━━━━━ Text provided

The following post was written and posted by a student on her blog after attending my LOVE: Let it Flow meditation workshop. I loved it so much that with her permission I’m re-posting her photos & personal thoughts about what she discovered. She took the pics while walking home after the workshop….the universe works in wonderful ways! Thank you Claire!!!

Photo by Claire

(I took the above picture walking home from the el today; it was part of hundreds of valentines strung along the fence at a local school. Thank you, anonymous student!)

“…and whether or not it is clear to you, no doubt the Universe is unfolding as it should.”

I shared this quote a few days ago when I felt lost — when I couldn’t find the energy to tell you so in my own voice. Simple as that. I was having a difficult time believing that anything was unfolding, much less the Universe. I felt stopped up and stuck, kicking and screaming at the bottom of the proverbial winter doldrums barrel. Perhaps that sounds a bit melodramatic — but it wasn’t a great week.

Then I saw the Max Ehrmann quote, and it gave me pause. I knew something was unfolding, even if it was happening in the background and was not yet clear to me. And I had to have faith that given time, patience, intuition, and the love of the Universe, I’d be clued back in when the time was right.

As you may have guessed, the time was right today.

━━━━━━━━━━
━━━━━ Dataset content

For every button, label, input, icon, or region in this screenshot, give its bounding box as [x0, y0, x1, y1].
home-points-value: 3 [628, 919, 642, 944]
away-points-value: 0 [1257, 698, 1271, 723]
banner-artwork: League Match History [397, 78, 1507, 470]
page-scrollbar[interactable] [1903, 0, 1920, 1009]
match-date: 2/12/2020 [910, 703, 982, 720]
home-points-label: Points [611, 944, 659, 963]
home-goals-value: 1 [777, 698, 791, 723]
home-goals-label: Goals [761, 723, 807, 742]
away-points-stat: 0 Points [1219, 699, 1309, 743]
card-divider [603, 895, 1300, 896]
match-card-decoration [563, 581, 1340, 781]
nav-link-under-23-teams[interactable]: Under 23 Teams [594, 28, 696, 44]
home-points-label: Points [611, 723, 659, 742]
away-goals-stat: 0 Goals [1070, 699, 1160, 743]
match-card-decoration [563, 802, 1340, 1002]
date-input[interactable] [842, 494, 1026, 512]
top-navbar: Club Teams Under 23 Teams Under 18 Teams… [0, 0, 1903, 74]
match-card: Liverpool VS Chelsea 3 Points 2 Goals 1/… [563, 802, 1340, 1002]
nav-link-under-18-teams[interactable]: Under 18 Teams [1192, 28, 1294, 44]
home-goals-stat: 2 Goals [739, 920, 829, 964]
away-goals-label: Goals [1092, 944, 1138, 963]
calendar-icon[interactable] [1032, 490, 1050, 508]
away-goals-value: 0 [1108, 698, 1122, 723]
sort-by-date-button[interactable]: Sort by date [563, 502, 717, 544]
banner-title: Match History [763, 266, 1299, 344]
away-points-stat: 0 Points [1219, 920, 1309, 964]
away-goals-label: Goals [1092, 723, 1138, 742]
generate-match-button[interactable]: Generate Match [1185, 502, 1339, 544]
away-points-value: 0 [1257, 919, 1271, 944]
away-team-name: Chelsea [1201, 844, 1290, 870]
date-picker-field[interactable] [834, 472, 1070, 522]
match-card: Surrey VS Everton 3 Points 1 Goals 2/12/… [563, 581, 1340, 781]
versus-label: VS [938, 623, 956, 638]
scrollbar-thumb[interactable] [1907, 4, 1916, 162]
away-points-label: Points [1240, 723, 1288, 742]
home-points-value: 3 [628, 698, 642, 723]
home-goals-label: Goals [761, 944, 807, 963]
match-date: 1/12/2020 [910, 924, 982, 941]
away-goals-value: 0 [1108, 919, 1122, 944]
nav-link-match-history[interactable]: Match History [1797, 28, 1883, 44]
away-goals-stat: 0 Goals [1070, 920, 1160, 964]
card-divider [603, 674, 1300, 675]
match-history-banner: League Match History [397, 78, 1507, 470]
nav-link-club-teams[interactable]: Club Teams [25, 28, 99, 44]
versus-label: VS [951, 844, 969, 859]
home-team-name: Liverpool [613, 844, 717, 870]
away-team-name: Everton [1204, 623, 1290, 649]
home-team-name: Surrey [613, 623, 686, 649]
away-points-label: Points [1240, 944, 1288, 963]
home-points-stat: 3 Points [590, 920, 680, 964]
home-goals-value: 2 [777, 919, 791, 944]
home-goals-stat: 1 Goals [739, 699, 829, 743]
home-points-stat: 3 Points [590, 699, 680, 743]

━━━━━━━━━━

Exercise requirements —
A. Revise the blog post about the meditation workshop from "Photo by Claire" to "a great week.", replacing "valentines" with "paper hearts".
B. Continue the blog post about the meditation workshop from the point where it stops.

Expected answers —
A.
Photo by Claire

(I took the above picture walking home from the el today; it was part of hundreds of paper hearts strung along the fence at a local school. Thank you, anonymous student!)

“…and whether or not it is clear to you, no doubt the Universe is unfolding as it should.”

I shared this quote a few days ago when I felt lost — when I couldn’t find the energy to tell you so in my own voice. Simple as that. I was having a difficult time believing that anything was unfolding, much less the Universe. I felt stopped up and stuck, kicking and screaming at the bottom of the proverbial winter doldrums barrel. Perhaps that sounds a bit melodramatic — but it wasn’t a great week.

B.
I went to a meditation workshop this afternoon at Yoga Now, lead by the bright and vibrant Debbie Taitel. It was, in keeping with the upcoming “holiday,” a meditation workshop about love. Was there chocolate to be passed around and chit chat about potential Monday evening plans? Of course. But the real focus of the afternoon was about love as an energy, love as a vibration, and the love that we have for ourselves. After all, if you don’t have authentic love for yourself, how do you give it out to anyone or anything else? Common sense, right?

Debbie asked us if we loved ourselves unconditionally. I was in the front row and didn’t look behind me, but I’m pretty sure I’m not the only one who shook my head “no.” Which, truth be told, breaks my heart. (Oh em gee, no pun intended!) Do you love yourself unconditionally? Do we even know what that means? In various ways, I feel like I’ve said this all before. We compare, we measure, we “should” ourselves to death. We say, “I could’ve done better,” or “I hate it when I…” or “I’ll never be…” You can play that game all day long. But what about unconditionally loving our humanness?

I’m not saying that we should naively sail on through our lives, patting ourselves on the back and exclaiming our unrelenting fabulousness. That’s not love; I don’t even know what that is (maybe narcissistic personality disorder?)! What I am saying is to love our beings, to love this unfolding, even when it feels less than desirable (to put it mildly). As I was walking home from the workshop, I felt my mind begin to play its regular games; the self-doubt, the self-criticism. I was judging decisions I had made about the day, about my weekend, decisions that, when it comes down to it, hold very little bearing on the grand scheme of things. And right there, crossing the street, I thought to myself, “I love you, no matter what.”

I love you, no matter what.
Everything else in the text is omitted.